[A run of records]
****

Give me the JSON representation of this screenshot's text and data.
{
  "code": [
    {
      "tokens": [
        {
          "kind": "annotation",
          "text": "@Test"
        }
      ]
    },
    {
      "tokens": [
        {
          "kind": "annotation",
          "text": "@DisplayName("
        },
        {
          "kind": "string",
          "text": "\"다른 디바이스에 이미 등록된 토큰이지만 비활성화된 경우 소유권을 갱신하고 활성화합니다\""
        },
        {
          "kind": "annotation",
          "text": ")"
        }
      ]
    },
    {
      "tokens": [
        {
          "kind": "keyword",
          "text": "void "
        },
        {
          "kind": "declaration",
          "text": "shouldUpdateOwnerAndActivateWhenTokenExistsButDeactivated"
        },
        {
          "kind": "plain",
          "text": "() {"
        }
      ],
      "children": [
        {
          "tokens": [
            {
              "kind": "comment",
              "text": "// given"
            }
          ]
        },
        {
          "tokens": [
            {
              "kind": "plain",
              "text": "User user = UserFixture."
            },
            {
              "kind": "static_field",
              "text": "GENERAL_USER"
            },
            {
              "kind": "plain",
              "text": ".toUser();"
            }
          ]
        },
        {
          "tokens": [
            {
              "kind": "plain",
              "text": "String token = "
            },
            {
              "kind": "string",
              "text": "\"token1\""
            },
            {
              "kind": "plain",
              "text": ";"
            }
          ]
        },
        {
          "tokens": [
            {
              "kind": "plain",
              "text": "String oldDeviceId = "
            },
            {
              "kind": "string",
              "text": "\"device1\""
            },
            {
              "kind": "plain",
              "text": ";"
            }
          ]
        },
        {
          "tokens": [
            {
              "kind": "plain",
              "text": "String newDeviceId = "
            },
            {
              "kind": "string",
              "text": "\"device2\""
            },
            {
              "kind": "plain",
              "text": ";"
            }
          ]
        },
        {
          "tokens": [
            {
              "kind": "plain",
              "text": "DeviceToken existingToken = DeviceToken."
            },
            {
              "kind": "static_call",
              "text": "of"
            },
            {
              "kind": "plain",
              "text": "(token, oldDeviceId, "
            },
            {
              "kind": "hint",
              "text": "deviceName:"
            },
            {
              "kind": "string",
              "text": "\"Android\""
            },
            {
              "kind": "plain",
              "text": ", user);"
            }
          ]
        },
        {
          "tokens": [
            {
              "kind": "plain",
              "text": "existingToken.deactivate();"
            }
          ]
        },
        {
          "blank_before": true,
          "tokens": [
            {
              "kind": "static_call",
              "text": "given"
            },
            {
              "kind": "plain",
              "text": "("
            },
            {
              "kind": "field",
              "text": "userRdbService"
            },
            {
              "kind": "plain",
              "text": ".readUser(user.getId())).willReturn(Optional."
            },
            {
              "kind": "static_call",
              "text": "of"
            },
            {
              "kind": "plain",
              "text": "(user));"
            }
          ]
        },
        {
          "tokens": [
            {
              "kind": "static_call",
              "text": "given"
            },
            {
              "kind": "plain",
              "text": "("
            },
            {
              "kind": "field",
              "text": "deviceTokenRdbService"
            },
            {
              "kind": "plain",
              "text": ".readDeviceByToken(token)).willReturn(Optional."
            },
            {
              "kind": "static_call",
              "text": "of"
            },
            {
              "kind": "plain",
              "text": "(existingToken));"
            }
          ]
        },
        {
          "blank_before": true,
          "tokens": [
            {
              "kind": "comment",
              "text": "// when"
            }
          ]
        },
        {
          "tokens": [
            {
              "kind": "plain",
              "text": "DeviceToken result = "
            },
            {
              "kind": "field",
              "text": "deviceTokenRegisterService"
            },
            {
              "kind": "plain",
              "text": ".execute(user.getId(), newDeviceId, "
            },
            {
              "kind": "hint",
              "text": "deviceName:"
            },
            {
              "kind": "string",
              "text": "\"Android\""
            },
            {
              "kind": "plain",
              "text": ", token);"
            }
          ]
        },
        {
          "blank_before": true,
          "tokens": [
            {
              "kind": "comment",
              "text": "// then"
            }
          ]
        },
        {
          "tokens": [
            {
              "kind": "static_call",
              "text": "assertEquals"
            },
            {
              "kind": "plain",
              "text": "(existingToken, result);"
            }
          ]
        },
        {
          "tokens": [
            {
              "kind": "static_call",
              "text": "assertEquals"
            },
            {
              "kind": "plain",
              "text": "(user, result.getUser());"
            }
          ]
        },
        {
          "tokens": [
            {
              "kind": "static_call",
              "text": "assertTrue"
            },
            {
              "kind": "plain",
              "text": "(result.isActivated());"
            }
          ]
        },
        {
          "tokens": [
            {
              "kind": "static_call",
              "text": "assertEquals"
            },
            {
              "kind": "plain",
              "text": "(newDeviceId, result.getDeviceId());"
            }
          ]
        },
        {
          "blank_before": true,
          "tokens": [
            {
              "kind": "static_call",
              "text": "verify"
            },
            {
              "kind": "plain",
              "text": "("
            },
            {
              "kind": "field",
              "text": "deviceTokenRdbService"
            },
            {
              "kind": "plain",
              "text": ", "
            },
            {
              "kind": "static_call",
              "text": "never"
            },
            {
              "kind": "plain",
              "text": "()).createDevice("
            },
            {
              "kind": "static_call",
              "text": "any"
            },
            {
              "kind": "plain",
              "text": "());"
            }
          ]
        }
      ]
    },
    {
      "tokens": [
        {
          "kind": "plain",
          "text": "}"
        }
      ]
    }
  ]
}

****

What the exercise asks: Collect the lines of the records that include the string "getId".

Solution to the problem:
              "text": ".readUser(user.getId())).willReturn(Optional."
              "text": ".execute(user.getId(), newDeviceId, "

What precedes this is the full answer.